> The task: Copy the data exactly as it appears, and do not include any pictures.

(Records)
↓

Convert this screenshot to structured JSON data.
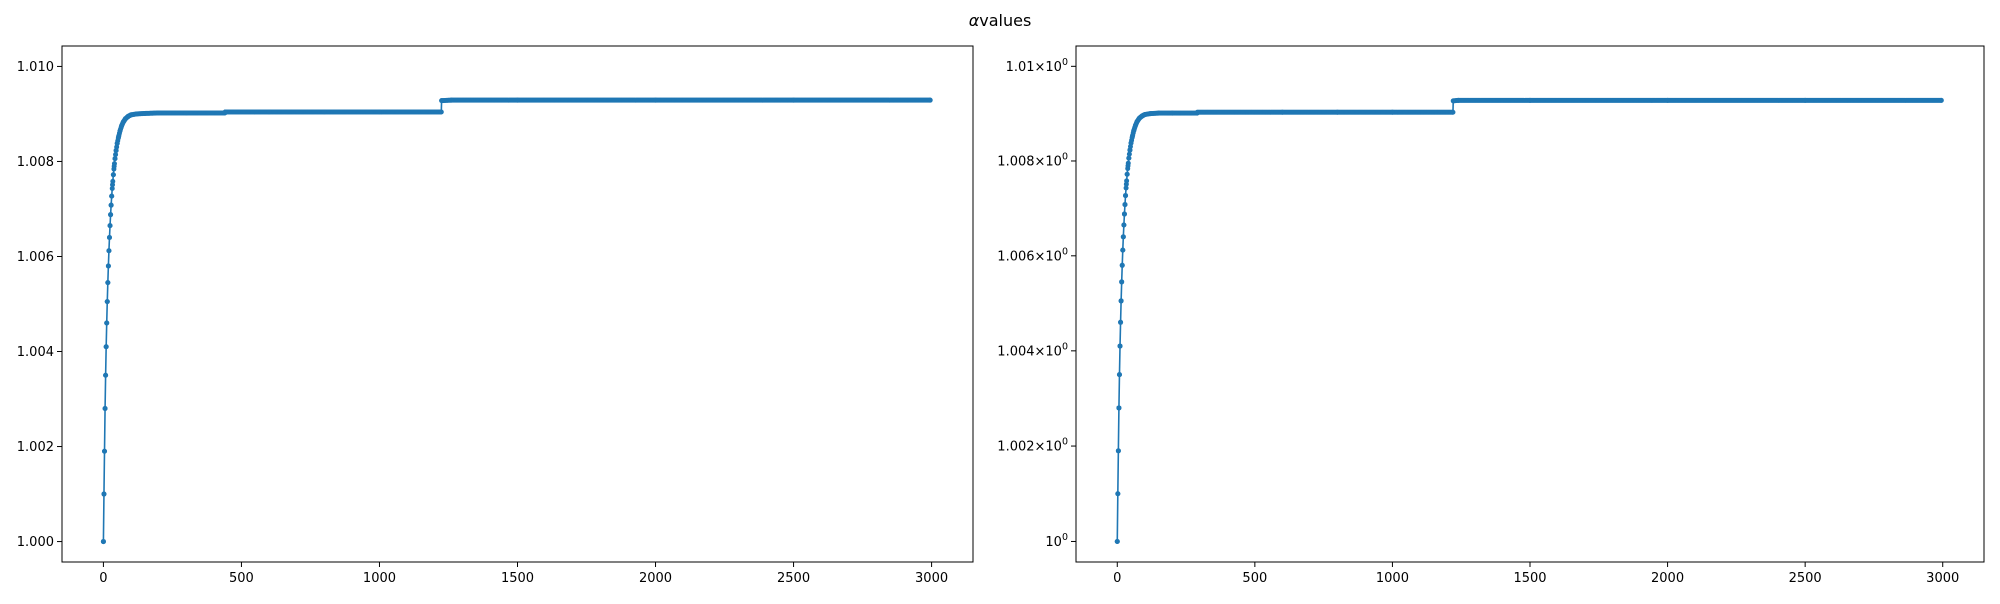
{
  "figure": {
    "title_symbol": "α",
    "title_text": "values"
  },
  "chart_data": [
    {
      "type": "line",
      "yscale": "linear",
      "xlim": [
        -150,
        3150
      ],
      "ylim": [
        0.99957,
        1.01043
      ],
      "xticks": [
        0,
        500,
        1000,
        1500,
        2000,
        2500,
        3000
      ],
      "xtick_labels": [
        "0",
        "500",
        "1000",
        "1500",
        "2000",
        "2500",
        "3000"
      ],
      "yticks": [
        1.0,
        1.002,
        1.004,
        1.006,
        1.008,
        1.01
      ],
      "ytick_labels": [
        "1.000",
        "1.002",
        "1.004",
        "1.006",
        "1.008",
        "1.010"
      ],
      "grid": false,
      "color": "#1f77b4",
      "marker": "circle",
      "series": [
        {
          "x": [
            0,
            2,
            4,
            6,
            8,
            10,
            12,
            14,
            16,
            18,
            20,
            22,
            24,
            26,
            28,
            30,
            33,
            36,
            39,
            42,
            46,
            50,
            55,
            60,
            66,
            72,
            80,
            90,
            100,
            120,
            150,
            200,
            300,
            440,
            441,
            600,
            800,
            1000,
            1224,
            1225,
            1260,
            1500,
            2000,
            2500,
            2995
          ],
          "y": [
            1.0,
            1.001,
            1.0019,
            1.0028,
            1.0035,
            1.0041,
            1.0046,
            1.00505,
            1.00545,
            1.0058,
            1.00612,
            1.0064,
            1.00665,
            1.00688,
            1.00708,
            1.00727,
            1.00751,
            1.00772,
            1.0079,
            1.00806,
            1.00823,
            1.00838,
            1.00852,
            1.00864,
            1.00875,
            1.00883,
            1.0089,
            1.00895,
            1.00898,
            1.009,
            1.00901,
            1.00902,
            1.00902,
            1.00902,
            1.00904,
            1.00904,
            1.00904,
            1.00904,
            1.00904,
            1.00928,
            1.00929,
            1.00929,
            1.00929,
            1.00929,
            1.00929
          ]
        }
      ]
    },
    {
      "type": "line",
      "yscale": "log",
      "xlim": [
        -150,
        3150
      ],
      "ylim": [
        0.99957,
        1.01043
      ],
      "xticks": [
        0,
        500,
        1000,
        1500,
        2000,
        2500,
        3000
      ],
      "xtick_labels": [
        "0",
        "500",
        "1000",
        "1500",
        "2000",
        "2500",
        "3000"
      ],
      "yticks": [
        1.0,
        1.002,
        1.004,
        1.006,
        1.008,
        1.01
      ],
      "ytick_labels": [
        {
          "mantissa": "",
          "base": "10",
          "exp": "0"
        },
        {
          "mantissa": "1.002",
          "base": "10",
          "exp": "0"
        },
        {
          "mantissa": "1.004",
          "base": "10",
          "exp": "0"
        },
        {
          "mantissa": "1.006",
          "base": "10",
          "exp": "0"
        },
        {
          "mantissa": "1.008",
          "base": "10",
          "exp": "0"
        },
        {
          "mantissa": "1.01",
          "base": "10",
          "exp": "0"
        }
      ],
      "grid": false,
      "color": "#1f77b4",
      "marker": "circle",
      "series": [
        {
          "x": [
            0,
            2,
            4,
            6,
            8,
            10,
            12,
            14,
            16,
            18,
            20,
            22,
            24,
            26,
            28,
            30,
            33,
            36,
            39,
            42,
            46,
            50,
            55,
            60,
            66,
            72,
            80,
            90,
            100,
            120,
            150,
            200,
            290,
            291,
            600,
            800,
            1000,
            1220,
            1221,
            1240,
            1500,
            2000,
            2500,
            2995
          ],
          "y": [
            1.0,
            1.001,
            1.0019,
            1.0028,
            1.0035,
            1.0041,
            1.0046,
            1.00505,
            1.00545,
            1.0058,
            1.00612,
            1.0064,
            1.00665,
            1.00688,
            1.00708,
            1.00727,
            1.00751,
            1.00772,
            1.0079,
            1.00806,
            1.00823,
            1.00838,
            1.00852,
            1.00864,
            1.00875,
            1.00883,
            1.0089,
            1.00895,
            1.00898,
            1.009,
            1.00901,
            1.00901,
            1.00901,
            1.00903,
            1.00903,
            1.00903,
            1.00903,
            1.00903,
            1.00927,
            1.00928,
            1.00928,
            1.00928,
            1.00928,
            1.00928
          ]
        }
      ]
    }
  ]
}
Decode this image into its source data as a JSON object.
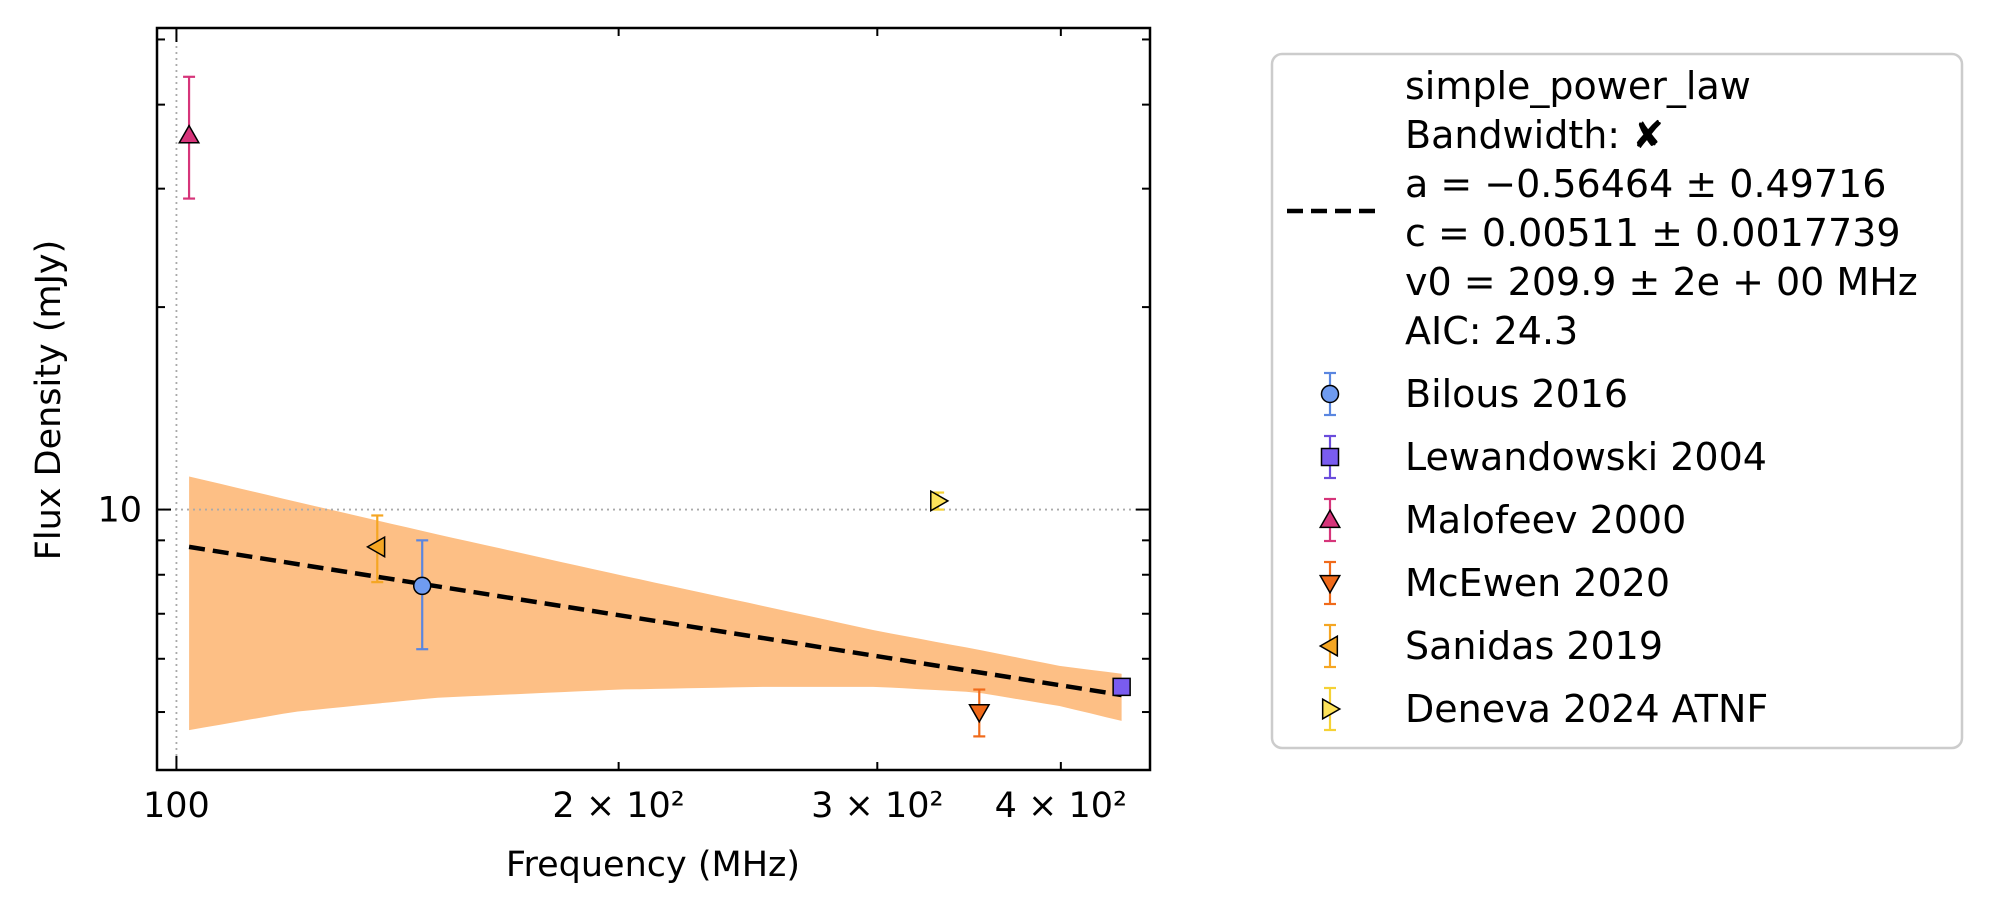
{
  "chart_data": {
    "type": "scatter",
    "title": "",
    "xlabel": "Frequency (MHz)",
    "ylabel": "Flux Density (mJy)",
    "xscale": "log",
    "yscale": "log",
    "xlim": [
      97,
      460
    ],
    "ylim": [
      4.1,
      52
    ],
    "x_tick_labels": [
      {
        "value": 100,
        "text": "100"
      },
      {
        "value": 200,
        "text": "2 × 10²"
      },
      {
        "value": 300,
        "text": "3 × 10²"
      },
      {
        "value": 400,
        "text": "4 × 10²"
      }
    ],
    "y_tick_labels": [
      {
        "value": 10,
        "text": "10"
      }
    ],
    "reference_lines": {
      "x": 100,
      "y": 10,
      "style": "dotted",
      "color": "#aaaaaa"
    },
    "fit": {
      "name": "simple_power_law",
      "style": "dashed",
      "color": "#000000",
      "x": [
        102,
        440
      ],
      "y": [
        8.8,
        5.3
      ],
      "band_color": "#fdbf85",
      "band": {
        "x": [
          102,
          120,
          150,
          200,
          250,
          300,
          350,
          400,
          440
        ],
        "y_upper": [
          11.2,
          10.3,
          9.2,
          8.0,
          7.2,
          6.6,
          6.2,
          5.85,
          5.7
        ],
        "y_lower": [
          4.7,
          5.0,
          5.25,
          5.4,
          5.45,
          5.45,
          5.35,
          5.1,
          4.85
        ]
      }
    },
    "legend": {
      "placement": "outside right",
      "fit_lines": [
        "simple_power_law",
        "Bandwidth: ✘",
        "a = −0.56464 ± 0.49716",
        "c = 0.00511 ± 0.0017739",
        "v0 = 209.9 ± 2e + 00 MHz",
        "AIC: 24.3"
      ]
    },
    "series": [
      {
        "name": "Bilous 2016",
        "marker": "circle",
        "color": "#6f9bf0",
        "edge_color": "#5a86e0",
        "x": [
          147
        ],
        "y": [
          7.7
        ],
        "err_low": [
          6.2
        ],
        "err_high": [
          9.0
        ]
      },
      {
        "name": "Lewandowski 2004",
        "marker": "square",
        "color": "#7a5cf0",
        "edge_color": "#6a4cdc",
        "x": [
          440
        ],
        "y": [
          5.45
        ],
        "err_low": [
          5.4
        ],
        "err_high": [
          5.5
        ]
      },
      {
        "name": "Malofeev 2000",
        "marker": "triangle-up",
        "color": "#d6357a",
        "edge_color": "#d6357a",
        "x": [
          102
        ],
        "y": [
          36.0
        ],
        "err_low": [
          29.0
        ],
        "err_high": [
          44.0
        ]
      },
      {
        "name": "McEwen 2020",
        "marker": "triangle-down",
        "color": "#f06a1a",
        "edge_color": "#f06a1a",
        "x": [
          352
        ],
        "y": [
          5.0
        ],
        "err_low": [
          4.6
        ],
        "err_high": [
          5.4
        ]
      },
      {
        "name": "Sanidas 2019",
        "marker": "triangle-left",
        "color": "#f5a623",
        "edge_color": "#f5a623",
        "x": [
          137
        ],
        "y": [
          8.8
        ],
        "err_low": [
          7.8
        ],
        "err_high": [
          9.8
        ]
      },
      {
        "name": "Deneva 2024 ATNF",
        "marker": "triangle-right",
        "color": "#fde25a",
        "edge_color": "#f5d235",
        "x": [
          330
        ],
        "y": [
          10.3
        ],
        "err_low": [
          10.0
        ],
        "err_high": [
          10.6
        ]
      }
    ]
  }
}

↑

> Full response:
Convert this screenshot to structured JSON data.
{
  "figure": {
    "title_symbol": "α",
    "title_text": "values"
  },
  "chart_data": [
    {
      "type": "line",
      "yscale": "linear",
      "xlim": [
        -150,
        3150
      ],
      "ylim": [
        0.99957,
        1.01043
      ],
      "xticks": [
        0,
        500,
        1000,
        1500,
        2000,
        2500,
        3000
      ],
      "xtick_labels": [
        "0",
        "500",
        "1000",
        "1500",
        "2000",
        "2500",
        "3000"
      ],
      "yticks": [
        1.0,
        1.002,
        1.004,
        1.006,
        1.008,
        1.01
      ],
      "ytick_labels": [
        "1.000",
        "1.002",
        "1.004",
        "1.006",
        "1.008",
        "1.010"
      ],
      "grid": false,
      "color": "#1f77b4",
      "marker": "circle",
      "series": [
        {
          "x": [
            0,
            2,
            4,
            6,
            8,
            10,
            12,
            14,
            16,
            18,
            20,
            22,
            24,
            26,
            28,
            30,
            33,
            36,
            39,
            42,
            46,
            50,
            55,
            60,
            66,
            72,
            80,
            90,
            100,
            120,
            150,
            200,
            300,
            440,
            441,
            600,
            800,
            1000,
            1224,
            1225,
            1260,
            1500,
            2000,
            2500,
            2995
          ],
          "y": [
            1.0,
            1.001,
            1.0019,
            1.0028,
            1.0035,
            1.0041,
            1.0046,
            1.00505,
            1.00545,
            1.0058,
            1.00612,
            1.0064,
            1.00665,
            1.00688,
            1.00708,
            1.00727,
            1.00751,
            1.00772,
            1.0079,
            1.00806,
            1.00823,
            1.00838,
            1.00852,
            1.00864,
            1.00875,
            1.00883,
            1.0089,
            1.00895,
            1.00898,
            1.009,
            1.00901,
            1.00902,
            1.00902,
            1.00902,
            1.00904,
            1.00904,
            1.00904,
            1.00904,
            1.00904,
            1.00928,
            1.00929,
            1.00929,
            1.00929,
            1.00929,
            1.00929
          ]
        }
      ]
    },
    {
      "type": "line",
      "yscale": "log",
      "xlim": [
        -150,
        3150
      ],
      "ylim": [
        0.99957,
        1.01043
      ],
      "xticks": [
        0,
        500,
        1000,
        1500,
        2000,
        2500,
        3000
      ],
      "xtick_labels": [
        "0",
        "500",
        "1000",
        "1500",
        "2000",
        "2500",
        "3000"
      ],
      "yticks": [
        1.0,
        1.002,
        1.004,
        1.006,
        1.008,
        1.01
      ],
      "ytick_labels": [
        {
          "mantissa": "",
          "base": "10",
          "exp": "0"
        },
        {
          "mantissa": "1.002",
          "base": "10",
          "exp": "0"
        },
        {
          "mantissa": "1.004",
          "base": "10",
          "exp": "0"
        },
        {
          "mantissa": "1.006",
          "base": "10",
          "exp": "0"
        },
        {
          "mantissa": "1.008",
          "base": "10",
          "exp": "0"
        },
        {
          "mantissa": "1.01",
          "base": "10",
          "exp": "0"
        }
      ],
      "grid": false,
      "color": "#1f77b4",
      "marker": "circle",
      "series": [
        {
          "x": [
            0,
            2,
            4,
            6,
            8,
            10,
            12,
            14,
            16,
            18,
            20,
            22,
            24,
            26,
            28,
            30,
            33,
            36,
            39,
            42,
            46,
            50,
            55,
            60,
            66,
            72,
            80,
            90,
            100,
            120,
            150,
            200,
            290,
            291,
            600,
            800,
            1000,
            1220,
            1221,
            1240,
            1500,
            2000,
            2500,
            2995
          ],
          "y": [
            1.0,
            1.001,
            1.0019,
            1.0028,
            1.0035,
            1.0041,
            1.0046,
            1.00505,
            1.00545,
            1.0058,
            1.00612,
            1.0064,
            1.00665,
            1.00688,
            1.00708,
            1.00727,
            1.00751,
            1.00772,
            1.0079,
            1.00806,
            1.00823,
            1.00838,
            1.00852,
            1.00864,
            1.00875,
            1.00883,
            1.0089,
            1.00895,
            1.00898,
            1.009,
            1.00901,
            1.00901,
            1.00901,
            1.00903,
            1.00903,
            1.00903,
            1.00903,
            1.00903,
            1.00927,
            1.00928,
            1.00928,
            1.00928,
            1.00928,
            1.00928
          ]
        }
      ]
    }
  ]
}
Decode this image into its source data as a JSON object.
{
  "chart_data": {
    "type": "scatter",
    "title": "",
    "xlabel": "Frequency (MHz)",
    "ylabel": "Flux Density (mJy)",
    "xscale": "log",
    "yscale": "log",
    "xlim": [
      97,
      460
    ],
    "ylim": [
      4.1,
      52
    ],
    "x_tick_labels": [
      {
        "value": 100,
        "text": "100"
      },
      {
        "value": 200,
        "text": "2 × 10²"
      },
      {
        "value": 300,
        "text": "3 × 10²"
      },
      {
        "value": 400,
        "text": "4 × 10²"
      }
    ],
    "y_tick_labels": [
      {
        "value": 10,
        "text": "10"
      }
    ],
    "reference_lines": {
      "x": 100,
      "y": 10,
      "style": "dotted",
      "color": "#aaaaaa"
    },
    "fit": {
      "name": "simple_power_law",
      "style": "dashed",
      "color": "#000000",
      "x": [
        102,
        440
      ],
      "y": [
        8.8,
        5.3
      ],
      "band_color": "#fdbf85",
      "band": {
        "x": [
          102,
          120,
          150,
          200,
          250,
          300,
          350,
          400,
          440
        ],
        "y_upper": [
          11.2,
          10.3,
          9.2,
          8.0,
          7.2,
          6.6,
          6.2,
          5.85,
          5.7
        ],
        "y_lower": [
          4.7,
          5.0,
          5.25,
          5.4,
          5.45,
          5.45,
          5.35,
          5.1,
          4.85
        ]
      }
    },
    "legend": {
      "placement": "outside right",
      "fit_lines": [
        "simple_power_law",
        "Bandwidth: ✘",
        "a = −0.56464 ± 0.49716",
        "c = 0.00511 ± 0.0017739",
        "v0 = 209.9 ± 2e + 00 MHz",
        "AIC: 24.3"
      ]
    },
    "series": [
      {
        "name": "Bilous 2016",
        "marker": "circle",
        "color": "#6f9bf0",
        "edge_color": "#5a86e0",
        "x": [
          147
        ],
        "y": [
          7.7
        ],
        "err_low": [
          6.2
        ],
        "err_high": [
          9.0
        ]
      },
      {
        "name": "Lewandowski 2004",
        "marker": "square",
        "color": "#7a5cf0",
        "edge_color": "#6a4cdc",
        "x": [
          440
        ],
        "y": [
          5.45
        ],
        "err_low": [
          5.4
        ],
        "err_high": [
          5.5
        ]
      },
      {
        "name": "Malofeev 2000",
        "marker": "triangle-up",
        "color": "#d6357a",
        "edge_color": "#d6357a",
        "x": [
          102
        ],
        "y": [
          36.0
        ],
        "err_low": [
          29.0
        ],
        "err_high": [
          44.0
        ]
      },
      {
        "name": "McEwen 2020",
        "marker": "triangle-down",
        "color": "#f06a1a",
        "edge_color": "#f06a1a",
        "x": [
          352
        ],
        "y": [
          5.0
        ],
        "err_low": [
          4.6
        ],
        "err_high": [
          5.4
        ]
      },
      {
        "name": "Sanidas 2019",
        "marker": "triangle-left",
        "color": "#f5a623",
        "edge_color": "#f5a623",
        "x": [
          137
        ],
        "y": [
          8.8
        ],
        "err_low": [
          7.8
        ],
        "err_high": [
          9.8
        ]
      },
      {
        "name": "Deneva 2024 ATNF",
        "marker": "triangle-right",
        "color": "#fde25a",
        "edge_color": "#f5d235",
        "x": [
          330
        ],
        "y": [
          10.3
        ],
        "err_low": [
          10.0
        ],
        "err_high": [
          10.6
        ]
      }
    ]
  }
}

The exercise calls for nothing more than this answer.